++++ RECORDS SHOWN

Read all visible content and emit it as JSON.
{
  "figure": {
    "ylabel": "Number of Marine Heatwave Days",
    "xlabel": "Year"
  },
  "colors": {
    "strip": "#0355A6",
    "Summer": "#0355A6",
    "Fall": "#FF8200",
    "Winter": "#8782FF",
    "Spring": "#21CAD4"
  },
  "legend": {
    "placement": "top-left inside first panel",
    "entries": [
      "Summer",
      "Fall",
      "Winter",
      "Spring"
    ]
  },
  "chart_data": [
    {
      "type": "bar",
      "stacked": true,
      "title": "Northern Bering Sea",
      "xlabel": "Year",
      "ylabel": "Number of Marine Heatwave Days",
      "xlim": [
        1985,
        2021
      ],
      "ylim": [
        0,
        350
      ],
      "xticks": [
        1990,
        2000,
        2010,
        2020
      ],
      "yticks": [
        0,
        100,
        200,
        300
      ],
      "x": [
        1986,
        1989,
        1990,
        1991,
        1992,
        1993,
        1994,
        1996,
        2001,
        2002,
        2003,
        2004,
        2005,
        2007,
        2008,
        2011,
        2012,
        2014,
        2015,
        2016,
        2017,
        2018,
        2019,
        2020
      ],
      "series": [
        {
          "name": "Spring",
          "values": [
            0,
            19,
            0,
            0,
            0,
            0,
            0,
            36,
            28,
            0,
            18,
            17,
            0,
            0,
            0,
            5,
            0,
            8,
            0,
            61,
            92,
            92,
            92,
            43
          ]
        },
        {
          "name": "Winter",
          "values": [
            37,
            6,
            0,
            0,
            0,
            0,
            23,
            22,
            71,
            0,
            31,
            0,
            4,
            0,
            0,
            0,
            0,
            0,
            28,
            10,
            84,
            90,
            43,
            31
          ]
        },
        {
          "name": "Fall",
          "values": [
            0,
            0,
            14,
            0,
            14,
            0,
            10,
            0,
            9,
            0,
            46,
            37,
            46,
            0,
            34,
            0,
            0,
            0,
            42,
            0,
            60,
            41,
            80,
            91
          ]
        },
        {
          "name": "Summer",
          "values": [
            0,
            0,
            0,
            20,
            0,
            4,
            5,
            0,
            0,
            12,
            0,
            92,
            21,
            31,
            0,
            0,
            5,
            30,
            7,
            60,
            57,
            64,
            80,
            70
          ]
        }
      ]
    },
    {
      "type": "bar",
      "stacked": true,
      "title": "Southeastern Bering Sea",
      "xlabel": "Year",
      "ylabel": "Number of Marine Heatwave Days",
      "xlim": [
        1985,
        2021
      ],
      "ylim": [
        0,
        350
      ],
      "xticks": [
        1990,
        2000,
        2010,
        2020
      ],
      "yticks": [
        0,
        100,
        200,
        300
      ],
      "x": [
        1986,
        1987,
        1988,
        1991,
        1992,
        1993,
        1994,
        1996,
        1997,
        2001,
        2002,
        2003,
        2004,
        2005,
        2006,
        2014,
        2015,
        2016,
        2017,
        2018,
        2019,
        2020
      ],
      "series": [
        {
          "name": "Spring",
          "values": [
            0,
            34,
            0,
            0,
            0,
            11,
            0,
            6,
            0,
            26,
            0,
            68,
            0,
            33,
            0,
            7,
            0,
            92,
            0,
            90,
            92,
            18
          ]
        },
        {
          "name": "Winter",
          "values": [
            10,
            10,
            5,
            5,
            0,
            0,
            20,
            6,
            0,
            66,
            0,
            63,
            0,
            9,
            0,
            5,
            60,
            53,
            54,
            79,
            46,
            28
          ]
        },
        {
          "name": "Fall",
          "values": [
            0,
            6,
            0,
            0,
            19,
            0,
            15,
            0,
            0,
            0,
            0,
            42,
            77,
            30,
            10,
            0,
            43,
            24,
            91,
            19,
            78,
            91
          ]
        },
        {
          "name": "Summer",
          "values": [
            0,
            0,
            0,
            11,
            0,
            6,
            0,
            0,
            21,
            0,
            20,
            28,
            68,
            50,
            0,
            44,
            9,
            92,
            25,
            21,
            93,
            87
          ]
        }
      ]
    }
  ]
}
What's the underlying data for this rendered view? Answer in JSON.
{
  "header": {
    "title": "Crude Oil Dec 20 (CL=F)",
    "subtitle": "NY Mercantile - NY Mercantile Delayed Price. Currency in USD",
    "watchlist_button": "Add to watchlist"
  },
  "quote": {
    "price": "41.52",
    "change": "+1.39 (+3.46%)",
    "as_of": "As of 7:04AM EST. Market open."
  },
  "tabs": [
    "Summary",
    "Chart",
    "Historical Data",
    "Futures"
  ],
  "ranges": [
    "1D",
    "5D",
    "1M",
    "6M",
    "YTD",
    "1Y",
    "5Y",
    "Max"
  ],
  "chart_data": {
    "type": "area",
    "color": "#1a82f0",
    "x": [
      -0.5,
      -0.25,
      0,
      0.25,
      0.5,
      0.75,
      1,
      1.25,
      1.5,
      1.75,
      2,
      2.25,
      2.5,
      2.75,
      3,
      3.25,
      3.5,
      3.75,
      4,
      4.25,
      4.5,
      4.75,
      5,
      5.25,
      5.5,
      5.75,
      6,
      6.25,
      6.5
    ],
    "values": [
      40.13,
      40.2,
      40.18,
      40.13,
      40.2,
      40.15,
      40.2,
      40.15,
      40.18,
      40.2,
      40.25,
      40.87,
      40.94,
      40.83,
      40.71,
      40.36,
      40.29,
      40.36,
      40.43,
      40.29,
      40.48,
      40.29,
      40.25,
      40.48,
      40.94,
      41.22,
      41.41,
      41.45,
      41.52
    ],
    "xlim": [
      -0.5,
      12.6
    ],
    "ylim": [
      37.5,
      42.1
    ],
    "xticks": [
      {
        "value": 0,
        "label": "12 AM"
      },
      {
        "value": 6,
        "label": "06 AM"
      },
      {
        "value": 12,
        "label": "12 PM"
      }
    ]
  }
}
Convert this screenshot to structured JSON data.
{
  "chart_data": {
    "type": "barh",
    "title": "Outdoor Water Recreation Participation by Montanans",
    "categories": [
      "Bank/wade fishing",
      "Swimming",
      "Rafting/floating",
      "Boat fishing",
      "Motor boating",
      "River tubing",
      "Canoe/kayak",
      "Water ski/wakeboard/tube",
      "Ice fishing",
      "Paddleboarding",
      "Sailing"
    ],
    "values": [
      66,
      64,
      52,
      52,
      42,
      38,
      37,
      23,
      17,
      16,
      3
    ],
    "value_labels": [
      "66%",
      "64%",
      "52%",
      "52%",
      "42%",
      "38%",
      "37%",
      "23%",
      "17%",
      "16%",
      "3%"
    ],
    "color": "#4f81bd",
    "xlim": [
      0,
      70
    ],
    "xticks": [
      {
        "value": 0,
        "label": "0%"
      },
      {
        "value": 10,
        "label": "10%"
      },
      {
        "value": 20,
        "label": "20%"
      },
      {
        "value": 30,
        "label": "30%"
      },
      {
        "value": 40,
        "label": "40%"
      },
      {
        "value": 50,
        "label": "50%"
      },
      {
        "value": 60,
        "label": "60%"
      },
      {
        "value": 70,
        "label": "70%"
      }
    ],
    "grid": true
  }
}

++++++++

TASK REQUIREMENTS:
Locate the word "Water" in the data above. Copy every line carrying it.

PROBLEM SOLUTION:
    "title": "Outdoor Water Recreation Participation by Montanans",
      "Water ski/wakeboard/tube",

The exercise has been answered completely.